═══ RECORDS FOR THE TASK ═══
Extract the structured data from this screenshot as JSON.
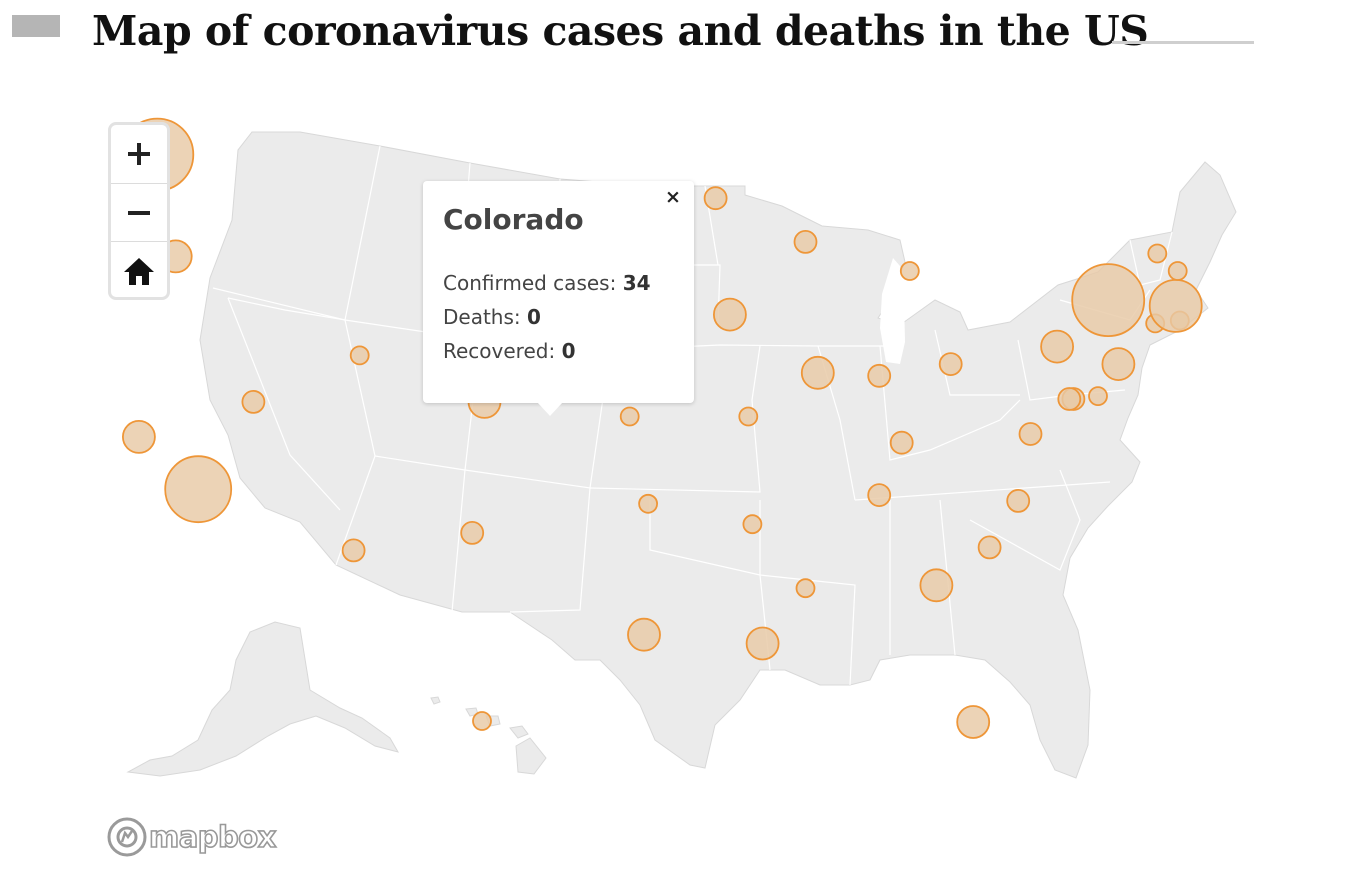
{
  "page": {
    "title": "Map of coronavirus cases and deaths in the US"
  },
  "map": {
    "land_color": "#ebebeb",
    "border_color": "#ffffff",
    "bubble_fill": "#e8c9a6",
    "bubble_stroke": "#ee9638",
    "controls": {
      "zoom_in_icon": "plus-icon",
      "zoom_out_icon": "minus-icon",
      "reset_icon": "home-icon"
    },
    "attribution": {
      "text": "mapbox",
      "icon": "mapbox-logo-icon"
    },
    "popup": {
      "state": "Colorado",
      "close_symbol": "×",
      "cases_label": "Confirmed cases:",
      "cases_value": "34",
      "deaths_label": "Deaths:",
      "deaths_value": "0",
      "recovered_label": "Recovered:",
      "recovered_value": "0"
    },
    "markers": [
      {
        "name": "Washington",
        "lon": -121.5,
        "lat": 47.5,
        "size": "xl"
      },
      {
        "name": "Oregon",
        "lon": -120.6,
        "lat": 44.0,
        "size": "s"
      },
      {
        "name": "California north",
        "lon": -122.4,
        "lat": 37.8,
        "size": "s"
      },
      {
        "name": "California",
        "lon": -119.5,
        "lat": 36.0,
        "size": "l"
      },
      {
        "name": "Nevada",
        "lon": -116.8,
        "lat": 39.0,
        "size": "xs"
      },
      {
        "name": "Arizona",
        "lon": -111.9,
        "lat": 33.9,
        "size": "xs"
      },
      {
        "name": "New Mexico",
        "lon": -106.1,
        "lat": 34.5,
        "size": "xs"
      },
      {
        "name": "Colorado",
        "lon": -105.5,
        "lat": 39.0,
        "size": "s"
      },
      {
        "name": "Kansas",
        "lon": -98.4,
        "lat": 38.5,
        "size": "xxs"
      },
      {
        "name": "Oklahoma",
        "lon": -97.5,
        "lat": 35.5,
        "size": "xxs"
      },
      {
        "name": "Texas",
        "lon": -97.7,
        "lat": 31.0,
        "size": "s"
      },
      {
        "name": "Minnesota",
        "lon": -94.2,
        "lat": 46.0,
        "size": "xs"
      },
      {
        "name": "Iowa",
        "lon": -93.5,
        "lat": 42.0,
        "size": "s"
      },
      {
        "name": "Missouri",
        "lon": -92.6,
        "lat": 38.5,
        "size": "xxs"
      },
      {
        "name": "Arkansas",
        "lon": -92.4,
        "lat": 34.8,
        "size": "xxs"
      },
      {
        "name": "Louisiana",
        "lon": -91.9,
        "lat": 30.7,
        "size": "s"
      },
      {
        "name": "Mississippi",
        "lon": -89.8,
        "lat": 32.6,
        "size": "xxs"
      },
      {
        "name": "Wisconsin",
        "lon": -89.8,
        "lat": 44.5,
        "size": "xs"
      },
      {
        "name": "Illinois",
        "lon": -89.2,
        "lat": 40.0,
        "size": "s"
      },
      {
        "name": "Indiana",
        "lon": -86.2,
        "lat": 39.9,
        "size": "xs"
      },
      {
        "name": "Michigan",
        "lon": -84.7,
        "lat": 43.5,
        "size": "xxs"
      },
      {
        "name": "Kentucky",
        "lon": -85.1,
        "lat": 37.6,
        "size": "xs"
      },
      {
        "name": "Tennessee",
        "lon": -86.2,
        "lat": 35.8,
        "size": "xs"
      },
      {
        "name": "Ohio",
        "lon": -82.7,
        "lat": 40.3,
        "size": "xs"
      },
      {
        "name": "Georgia",
        "lon": -83.4,
        "lat": 32.7,
        "size": "s"
      },
      {
        "name": "South Carolina",
        "lon": -80.8,
        "lat": 34.0,
        "size": "xs"
      },
      {
        "name": "North Carolina",
        "lon": -79.4,
        "lat": 35.6,
        "size": "xs"
      },
      {
        "name": "Florida",
        "lon": -81.6,
        "lat": 28.0,
        "size": "s"
      },
      {
        "name": "Virginia",
        "lon": -78.8,
        "lat": 37.9,
        "size": "xs"
      },
      {
        "name": "West Virginia",
        "lon": -76.7,
        "lat": 39.1,
        "size": "xs"
      },
      {
        "name": "Maryland",
        "lon": -76.9,
        "lat": 39.1,
        "size": "xs"
      },
      {
        "name": "Delaware",
        "lon": -75.5,
        "lat": 39.2,
        "size": "xxs"
      },
      {
        "name": "Pennsylvania",
        "lon": -77.5,
        "lat": 40.9,
        "size": "s"
      },
      {
        "name": "New Jersey",
        "lon": -74.5,
        "lat": 40.3,
        "size": "s"
      },
      {
        "name": "New York",
        "lon": -75.0,
        "lat": 42.5,
        "size": "xl"
      },
      {
        "name": "Connecticut",
        "lon": -72.7,
        "lat": 41.7,
        "size": "xxs"
      },
      {
        "name": "Rhode Island",
        "lon": -71.5,
        "lat": 41.8,
        "size": "xxs"
      },
      {
        "name": "Massachusetts",
        "lon": -71.7,
        "lat": 42.3,
        "size": "m"
      },
      {
        "name": "Vermont",
        "lon": -72.6,
        "lat": 44.1,
        "size": "xxs"
      },
      {
        "name": "New Hampshire",
        "lon": -71.6,
        "lat": 43.5,
        "size": "xxs"
      },
      {
        "name": "Utah",
        "lon": -111.6,
        "lat": 40.6,
        "size": "xxs"
      },
      {
        "name": "Nebraska",
        "lon": -96.2,
        "lat": 40.9,
        "size": "xxs"
      },
      {
        "name": "Hawaii",
        "lon": -157.9,
        "lat": 21.3,
        "size": "xxs"
      }
    ]
  }
}
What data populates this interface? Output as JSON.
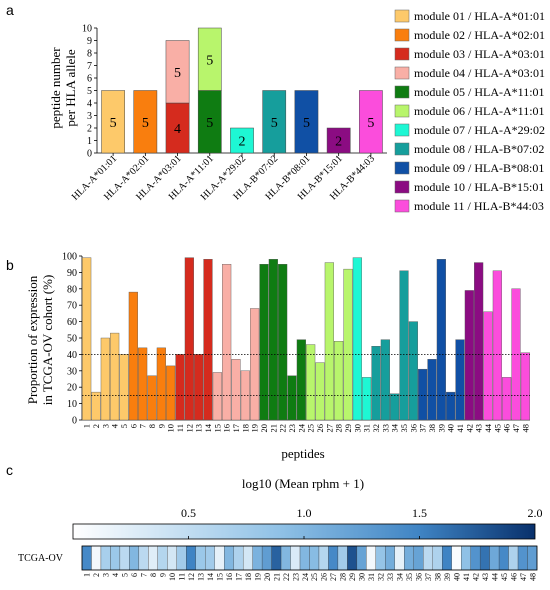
═══
- **YOUR INSTRUCTIONS**: Drop the images; return the entries above exactly as they appear.

- **ANSWER TO THE PROBLEM**:
Extract the structured data from this screenshot as JSON.
{
  "page": {
    "title": "Map of coronavirus cases and deaths in the US"
  },
  "map": {
    "land_color": "#ebebeb",
    "border_color": "#ffffff",
    "bubble_fill": "#e8c9a6",
    "bubble_stroke": "#ee9638",
    "controls": {
      "zoom_in_icon": "plus-icon",
      "zoom_out_icon": "minus-icon",
      "reset_icon": "home-icon"
    },
    "attribution": {
      "text": "mapbox",
      "icon": "mapbox-logo-icon"
    },
    "popup": {
      "state": "Colorado",
      "close_symbol": "×",
      "cases_label": "Confirmed cases:",
      "cases_value": "34",
      "deaths_label": "Deaths:",
      "deaths_value": "0",
      "recovered_label": "Recovered:",
      "recovered_value": "0"
    },
    "markers": [
      {
        "name": "Washington",
        "lon": -121.5,
        "lat": 47.5,
        "size": "xl"
      },
      {
        "name": "Oregon",
        "lon": -120.6,
        "lat": 44.0,
        "size": "s"
      },
      {
        "name": "California north",
        "lon": -122.4,
        "lat": 37.8,
        "size": "s"
      },
      {
        "name": "California",
        "lon": -119.5,
        "lat": 36.0,
        "size": "l"
      },
      {
        "name": "Nevada",
        "lon": -116.8,
        "lat": 39.0,
        "size": "xs"
      },
      {
        "name": "Arizona",
        "lon": -111.9,
        "lat": 33.9,
        "size": "xs"
      },
      {
        "name": "New Mexico",
        "lon": -106.1,
        "lat": 34.5,
        "size": "xs"
      },
      {
        "name": "Colorado",
        "lon": -105.5,
        "lat": 39.0,
        "size": "s"
      },
      {
        "name": "Kansas",
        "lon": -98.4,
        "lat": 38.5,
        "size": "xxs"
      },
      {
        "name": "Oklahoma",
        "lon": -97.5,
        "lat": 35.5,
        "size": "xxs"
      },
      {
        "name": "Texas",
        "lon": -97.7,
        "lat": 31.0,
        "size": "s"
      },
      {
        "name": "Minnesota",
        "lon": -94.2,
        "lat": 46.0,
        "size": "xs"
      },
      {
        "name": "Iowa",
        "lon": -93.5,
        "lat": 42.0,
        "size": "s"
      },
      {
        "name": "Missouri",
        "lon": -92.6,
        "lat": 38.5,
        "size": "xxs"
      },
      {
        "name": "Arkansas",
        "lon": -92.4,
        "lat": 34.8,
        "size": "xxs"
      },
      {
        "name": "Louisiana",
        "lon": -91.9,
        "lat": 30.7,
        "size": "s"
      },
      {
        "name": "Mississippi",
        "lon": -89.8,
        "lat": 32.6,
        "size": "xxs"
      },
      {
        "name": "Wisconsin",
        "lon": -89.8,
        "lat": 44.5,
        "size": "xs"
      },
      {
        "name": "Illinois",
        "lon": -89.2,
        "lat": 40.0,
        "size": "s"
      },
      {
        "name": "Indiana",
        "lon": -86.2,
        "lat": 39.9,
        "size": "xs"
      },
      {
        "name": "Michigan",
        "lon": -84.7,
        "lat": 43.5,
        "size": "xxs"
      },
      {
        "name": "Kentucky",
        "lon": -85.1,
        "lat": 37.6,
        "size": "xs"
      },
      {
        "name": "Tennessee",
        "lon": -86.2,
        "lat": 35.8,
        "size": "xs"
      },
      {
        "name": "Ohio",
        "lon": -82.7,
        "lat": 40.3,
        "size": "xs"
      },
      {
        "name": "Georgia",
        "lon": -83.4,
        "lat": 32.7,
        "size": "s"
      },
      {
        "name": "South Carolina",
        "lon": -80.8,
        "lat": 34.0,
        "size": "xs"
      },
      {
        "name": "North Carolina",
        "lon": -79.4,
        "lat": 35.6,
        "size": "xs"
      },
      {
        "name": "Florida",
        "lon": -81.6,
        "lat": 28.0,
        "size": "s"
      },
      {
        "name": "Virginia",
        "lon": -78.8,
        "lat": 37.9,
        "size": "xs"
      },
      {
        "name": "West Virginia",
        "lon": -76.7,
        "lat": 39.1,
        "size": "xs"
      },
      {
        "name": "Maryland",
        "lon": -76.9,
        "lat": 39.1,
        "size": "xs"
      },
      {
        "name": "Delaware",
        "lon": -75.5,
        "lat": 39.2,
        "size": "xxs"
      },
      {
        "name": "Pennsylvania",
        "lon": -77.5,
        "lat": 40.9,
        "size": "s"
      },
      {
        "name": "New Jersey",
        "lon": -74.5,
        "lat": 40.3,
        "size": "s"
      },
      {
        "name": "New York",
        "lon": -75.0,
        "lat": 42.5,
        "size": "xl"
      },
      {
        "name": "Connecticut",
        "lon": -72.7,
        "lat": 41.7,
        "size": "xxs"
      },
      {
        "name": "Rhode Island",
        "lon": -71.5,
        "lat": 41.8,
        "size": "xxs"
      },
      {
        "name": "Massachusetts",
        "lon": -71.7,
        "lat": 42.3,
        "size": "m"
      },
      {
        "name": "Vermont",
        "lon": -72.6,
        "lat": 44.1,
        "size": "xxs"
      },
      {
        "name": "New Hampshire",
        "lon": -71.6,
        "lat": 43.5,
        "size": "xxs"
      },
      {
        "name": "Utah",
        "lon": -111.6,
        "lat": 40.6,
        "size": "xxs"
      },
      {
        "name": "Nebraska",
        "lon": -96.2,
        "lat": 40.9,
        "size": "xxs"
      },
      {
        "name": "Hawaii",
        "lon": -157.9,
        "lat": 21.3,
        "size": "xxs"
      }
    ]
  }
}
What data populates this interface? Output as JSON.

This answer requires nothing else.